#### Written instruction:
Write out the whole listing exactly as it stands.

— START Data provided —

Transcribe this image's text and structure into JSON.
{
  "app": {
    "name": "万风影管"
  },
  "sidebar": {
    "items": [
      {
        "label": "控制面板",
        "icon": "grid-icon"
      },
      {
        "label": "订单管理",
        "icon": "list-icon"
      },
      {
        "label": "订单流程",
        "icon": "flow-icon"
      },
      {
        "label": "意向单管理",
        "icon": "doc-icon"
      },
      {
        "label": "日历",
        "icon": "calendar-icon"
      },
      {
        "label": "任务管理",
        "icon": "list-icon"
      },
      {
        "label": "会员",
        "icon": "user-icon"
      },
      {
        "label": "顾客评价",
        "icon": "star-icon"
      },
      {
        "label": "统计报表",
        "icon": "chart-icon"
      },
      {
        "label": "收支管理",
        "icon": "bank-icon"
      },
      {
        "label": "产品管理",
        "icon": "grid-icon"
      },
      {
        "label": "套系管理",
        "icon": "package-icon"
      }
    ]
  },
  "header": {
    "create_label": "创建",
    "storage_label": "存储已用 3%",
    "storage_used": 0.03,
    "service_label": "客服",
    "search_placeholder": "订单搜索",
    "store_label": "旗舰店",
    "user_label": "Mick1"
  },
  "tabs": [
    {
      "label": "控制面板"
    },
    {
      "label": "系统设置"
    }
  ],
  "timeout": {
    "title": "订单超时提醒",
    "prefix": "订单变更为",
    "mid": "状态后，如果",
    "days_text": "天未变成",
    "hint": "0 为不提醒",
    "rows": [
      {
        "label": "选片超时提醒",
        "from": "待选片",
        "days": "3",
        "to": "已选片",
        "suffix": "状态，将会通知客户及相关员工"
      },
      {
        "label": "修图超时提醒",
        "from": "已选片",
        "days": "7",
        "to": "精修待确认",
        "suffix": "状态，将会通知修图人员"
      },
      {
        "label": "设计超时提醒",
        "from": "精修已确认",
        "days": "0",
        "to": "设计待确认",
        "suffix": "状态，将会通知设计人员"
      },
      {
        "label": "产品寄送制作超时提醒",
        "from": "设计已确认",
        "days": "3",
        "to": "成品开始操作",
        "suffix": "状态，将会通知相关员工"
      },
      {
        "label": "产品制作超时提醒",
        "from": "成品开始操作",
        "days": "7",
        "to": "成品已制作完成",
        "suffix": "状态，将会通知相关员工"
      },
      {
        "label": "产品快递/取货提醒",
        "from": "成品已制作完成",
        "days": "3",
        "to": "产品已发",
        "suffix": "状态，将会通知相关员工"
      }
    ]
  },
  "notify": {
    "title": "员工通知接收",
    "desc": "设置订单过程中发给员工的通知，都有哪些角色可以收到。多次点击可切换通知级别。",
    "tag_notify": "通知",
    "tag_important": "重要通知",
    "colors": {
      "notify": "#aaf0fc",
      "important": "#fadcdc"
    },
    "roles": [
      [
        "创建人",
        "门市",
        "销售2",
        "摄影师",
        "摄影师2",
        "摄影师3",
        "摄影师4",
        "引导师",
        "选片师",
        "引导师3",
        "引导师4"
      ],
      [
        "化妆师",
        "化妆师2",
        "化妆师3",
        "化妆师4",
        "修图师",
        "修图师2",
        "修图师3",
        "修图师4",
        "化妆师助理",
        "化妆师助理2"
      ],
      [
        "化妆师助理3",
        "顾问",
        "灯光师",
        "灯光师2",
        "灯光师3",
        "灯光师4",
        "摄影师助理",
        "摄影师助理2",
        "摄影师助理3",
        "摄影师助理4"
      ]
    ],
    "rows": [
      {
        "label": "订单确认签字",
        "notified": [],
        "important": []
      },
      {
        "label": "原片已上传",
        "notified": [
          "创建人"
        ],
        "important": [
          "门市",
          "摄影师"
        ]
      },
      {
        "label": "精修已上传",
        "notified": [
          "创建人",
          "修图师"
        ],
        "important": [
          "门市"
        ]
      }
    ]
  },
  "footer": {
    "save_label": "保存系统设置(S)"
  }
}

— END Data provided —

#### Response to the exercise:
Transcribe this image's text and structure into JSON.
{
  "app": {
    "name": "万风影管"
  },
  "sidebar": {
    "items": [
      {
        "label": "控制面板",
        "icon": "grid-icon"
      },
      {
        "label": "订单管理",
        "icon": "list-icon"
      },
      {
        "label": "订单流程",
        "icon": "flow-icon"
      },
      {
        "label": "意向单管理",
        "icon": "doc-icon"
      },
      {
        "label": "日历",
        "icon": "calendar-icon"
      },
      {
        "label": "任务管理",
        "icon": "list-icon"
      },
      {
        "label": "会员",
        "icon": "user-icon"
      },
      {
        "label": "顾客评价",
        "icon": "star-icon"
      },
      {
        "label": "统计报表",
        "icon": "chart-icon"
      },
      {
        "label": "收支管理",
        "icon": "bank-icon"
      },
      {
        "label": "产品管理",
        "icon": "grid-icon"
      },
      {
        "label": "套系管理",
        "icon": "package-icon"
      }
    ]
  },
  "header": {
    "create_label": "创建",
    "storage_label": "存储已用 3%",
    "storage_used": 0.03,
    "service_label": "客服",
    "search_placeholder": "订单搜索",
    "store_label": "旗舰店",
    "user_label": "Mick1"
  },
  "tabs": [
    {
      "label": "控制面板"
    },
    {
      "label": "系统设置"
    }
  ],
  "timeout": {
    "title": "订单超时提醒",
    "prefix": "订单变更为",
    "mid": "状态后，如果",
    "days_text": "天未变成",
    "hint": "0 为不提醒",
    "rows": [
      {
        "label": "选片超时提醒",
        "from": "待选片",
        "days": "3",
        "to": "已选片",
        "suffix": "状态，将会通知客户及相关员工"
      },
      {
        "label": "修图超时提醒",
        "from": "已选片",
        "days": "7",
        "to": "精修待确认",
        "suffix": "状态，将会通知修图人员"
      },
      {
        "label": "设计超时提醒",
        "from": "精修已确认",
        "days": "0",
        "to": "设计待确认",
        "suffix": "状态，将会通知设计人员"
      },
      {
        "label": "产品寄送制作超时提醒",
        "from": "设计已确认",
        "days": "3",
        "to": "成品开始操作",
        "suffix": "状态，将会通知相关员工"
      },
      {
        "label": "产品制作超时提醒",
        "from": "成品开始操作",
        "days": "7",
        "to": "成品已制作完成",
        "suffix": "状态，将会通知相关员工"
      },
      {
        "label": "产品快递/取货提醒",
        "from": "成品已制作完成",
        "days": "3",
        "to": "产品已发",
        "suffix": "状态，将会通知相关员工"
      }
    ]
  },
  "notify": {
    "title": "员工通知接收",
    "desc": "设置订单过程中发给员工的通知，都有哪些角色可以收到。多次点击可切换通知级别。",
    "tag_notify": "通知",
    "tag_important": "重要通知",
    "colors": {
      "notify": "#aaf0fc",
      "important": "#fadcdc"
    },
    "roles": [
      [
        "创建人",
        "门市",
        "销售2",
        "摄影师",
        "摄影师2",
        "摄影师3",
        "摄影师4",
        "引导师",
        "选片师",
        "引导师3",
        "引导师4"
      ],
      [
        "化妆师",
        "化妆师2",
        "化妆师3",
        "化妆师4",
        "修图师",
        "修图师2",
        "修图师3",
        "修图师4",
        "化妆师助理",
        "化妆师助理2"
      ],
      [
        "化妆师助理3",
        "顾问",
        "灯光师",
        "灯光师2",
        "灯光师3",
        "灯光师4",
        "摄影师助理",
        "摄影师助理2",
        "摄影师助理3",
        "摄影师助理4"
      ]
    ],
    "rows": [
      {
        "label": "订单确认签字",
        "notified": [],
        "important": []
      },
      {
        "label": "原片已上传",
        "notified": [
          "创建人"
        ],
        "important": [
          "门市",
          "摄影师"
        ]
      },
      {
        "label": "精修已上传",
        "notified": [
          "创建人",
          "修图师"
        ],
        "important": [
          "门市"
        ]
      }
    ]
  },
  "footer": {
    "save_label": "保存系统设置(S)"
  }
}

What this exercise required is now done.